Data entries
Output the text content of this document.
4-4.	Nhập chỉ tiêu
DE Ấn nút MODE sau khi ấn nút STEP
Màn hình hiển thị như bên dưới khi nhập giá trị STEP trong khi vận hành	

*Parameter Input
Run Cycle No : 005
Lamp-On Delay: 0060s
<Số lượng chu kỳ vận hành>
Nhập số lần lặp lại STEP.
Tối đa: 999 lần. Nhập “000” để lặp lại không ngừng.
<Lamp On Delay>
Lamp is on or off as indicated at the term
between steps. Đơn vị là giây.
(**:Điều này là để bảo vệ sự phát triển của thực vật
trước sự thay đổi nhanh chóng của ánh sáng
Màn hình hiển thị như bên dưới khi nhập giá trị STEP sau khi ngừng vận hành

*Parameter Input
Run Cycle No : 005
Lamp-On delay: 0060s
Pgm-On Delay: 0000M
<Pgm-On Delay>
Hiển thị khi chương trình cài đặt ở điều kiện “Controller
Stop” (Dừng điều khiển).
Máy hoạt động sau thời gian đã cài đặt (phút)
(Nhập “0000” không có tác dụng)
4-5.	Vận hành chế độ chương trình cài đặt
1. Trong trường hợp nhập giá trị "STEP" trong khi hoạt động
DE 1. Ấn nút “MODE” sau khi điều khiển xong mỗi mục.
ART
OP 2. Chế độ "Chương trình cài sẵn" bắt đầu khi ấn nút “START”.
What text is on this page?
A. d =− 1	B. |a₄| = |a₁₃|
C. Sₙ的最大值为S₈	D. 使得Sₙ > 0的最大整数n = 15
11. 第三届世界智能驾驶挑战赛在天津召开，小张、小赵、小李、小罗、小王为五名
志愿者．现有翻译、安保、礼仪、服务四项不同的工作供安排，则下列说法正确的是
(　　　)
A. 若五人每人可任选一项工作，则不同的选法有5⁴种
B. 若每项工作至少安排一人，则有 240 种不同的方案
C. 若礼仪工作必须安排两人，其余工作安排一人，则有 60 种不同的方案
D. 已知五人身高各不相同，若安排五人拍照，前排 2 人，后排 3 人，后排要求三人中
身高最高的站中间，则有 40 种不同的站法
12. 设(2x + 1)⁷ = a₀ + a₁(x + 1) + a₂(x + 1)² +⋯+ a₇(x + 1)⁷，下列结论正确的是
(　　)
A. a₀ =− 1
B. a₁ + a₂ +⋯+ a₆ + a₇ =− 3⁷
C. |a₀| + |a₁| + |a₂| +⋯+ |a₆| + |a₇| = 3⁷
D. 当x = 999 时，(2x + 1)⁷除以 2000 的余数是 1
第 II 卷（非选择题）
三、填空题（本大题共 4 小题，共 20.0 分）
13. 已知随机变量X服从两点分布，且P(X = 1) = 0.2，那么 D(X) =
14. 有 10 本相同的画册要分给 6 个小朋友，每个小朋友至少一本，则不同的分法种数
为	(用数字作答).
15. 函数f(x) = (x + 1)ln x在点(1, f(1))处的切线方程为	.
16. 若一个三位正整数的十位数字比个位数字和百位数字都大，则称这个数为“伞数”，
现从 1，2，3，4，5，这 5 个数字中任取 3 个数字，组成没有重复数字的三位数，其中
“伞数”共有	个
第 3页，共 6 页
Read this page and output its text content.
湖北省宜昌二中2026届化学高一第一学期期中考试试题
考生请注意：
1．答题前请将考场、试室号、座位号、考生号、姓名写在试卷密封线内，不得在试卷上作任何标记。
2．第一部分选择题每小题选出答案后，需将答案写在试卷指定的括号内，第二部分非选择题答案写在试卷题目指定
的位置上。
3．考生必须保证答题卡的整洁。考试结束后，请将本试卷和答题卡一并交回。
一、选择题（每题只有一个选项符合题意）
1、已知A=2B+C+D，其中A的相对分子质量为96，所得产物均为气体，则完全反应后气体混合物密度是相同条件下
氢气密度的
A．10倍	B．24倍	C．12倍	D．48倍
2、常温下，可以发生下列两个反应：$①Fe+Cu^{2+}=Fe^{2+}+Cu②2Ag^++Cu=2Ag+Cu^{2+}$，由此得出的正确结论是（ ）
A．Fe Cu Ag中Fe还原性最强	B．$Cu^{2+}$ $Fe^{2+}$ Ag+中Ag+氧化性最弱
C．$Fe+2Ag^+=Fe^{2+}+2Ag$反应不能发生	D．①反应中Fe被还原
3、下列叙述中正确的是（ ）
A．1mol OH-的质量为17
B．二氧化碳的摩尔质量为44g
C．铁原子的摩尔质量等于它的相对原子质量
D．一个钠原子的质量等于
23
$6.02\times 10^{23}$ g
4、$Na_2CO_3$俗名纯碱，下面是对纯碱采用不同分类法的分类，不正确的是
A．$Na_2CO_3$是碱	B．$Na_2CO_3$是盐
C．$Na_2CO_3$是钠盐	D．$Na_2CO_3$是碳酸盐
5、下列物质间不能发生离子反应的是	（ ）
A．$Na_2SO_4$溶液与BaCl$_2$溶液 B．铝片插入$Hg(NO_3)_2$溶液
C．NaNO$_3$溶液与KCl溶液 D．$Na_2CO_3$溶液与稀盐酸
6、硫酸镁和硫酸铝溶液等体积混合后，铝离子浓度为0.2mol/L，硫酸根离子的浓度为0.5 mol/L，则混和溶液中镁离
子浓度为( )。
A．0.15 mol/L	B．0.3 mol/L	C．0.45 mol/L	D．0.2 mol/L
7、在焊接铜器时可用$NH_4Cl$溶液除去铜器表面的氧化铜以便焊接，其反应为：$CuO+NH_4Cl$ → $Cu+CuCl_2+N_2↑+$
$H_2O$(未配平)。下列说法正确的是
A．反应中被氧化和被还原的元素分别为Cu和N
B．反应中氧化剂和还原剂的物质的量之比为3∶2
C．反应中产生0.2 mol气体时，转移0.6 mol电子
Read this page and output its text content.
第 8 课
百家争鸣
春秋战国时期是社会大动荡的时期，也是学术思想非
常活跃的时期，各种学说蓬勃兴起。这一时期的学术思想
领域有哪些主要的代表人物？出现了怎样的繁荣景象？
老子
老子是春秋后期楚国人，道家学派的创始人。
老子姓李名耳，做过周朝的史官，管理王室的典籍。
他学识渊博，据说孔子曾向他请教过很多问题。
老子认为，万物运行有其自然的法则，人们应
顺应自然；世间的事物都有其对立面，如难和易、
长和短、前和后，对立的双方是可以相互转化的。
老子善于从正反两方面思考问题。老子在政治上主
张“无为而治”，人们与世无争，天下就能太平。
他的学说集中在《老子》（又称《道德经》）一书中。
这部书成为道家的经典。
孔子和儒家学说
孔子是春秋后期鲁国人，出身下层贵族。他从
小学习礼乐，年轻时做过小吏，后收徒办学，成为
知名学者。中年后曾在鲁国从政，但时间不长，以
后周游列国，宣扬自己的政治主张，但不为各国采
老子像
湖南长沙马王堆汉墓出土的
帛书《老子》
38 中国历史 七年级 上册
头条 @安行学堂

Exercise directions — Across the records above, count the lines holding "ngừng" and reply with that number alone.

Solution to this problem — 2